(begin)
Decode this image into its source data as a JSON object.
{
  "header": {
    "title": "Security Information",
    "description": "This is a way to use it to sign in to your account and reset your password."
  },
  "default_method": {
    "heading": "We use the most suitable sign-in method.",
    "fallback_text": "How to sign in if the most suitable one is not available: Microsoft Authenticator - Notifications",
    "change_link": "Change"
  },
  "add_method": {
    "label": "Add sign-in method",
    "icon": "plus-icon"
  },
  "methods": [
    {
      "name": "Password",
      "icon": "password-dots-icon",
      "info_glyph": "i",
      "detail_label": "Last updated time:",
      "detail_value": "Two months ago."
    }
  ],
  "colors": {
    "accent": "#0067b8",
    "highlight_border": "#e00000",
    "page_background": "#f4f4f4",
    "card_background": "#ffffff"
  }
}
(end)
#### SHORT PROBLEM:
Tell how many lines above contain the word "sign". Give the number alone.

#### TASK ANSWER:
4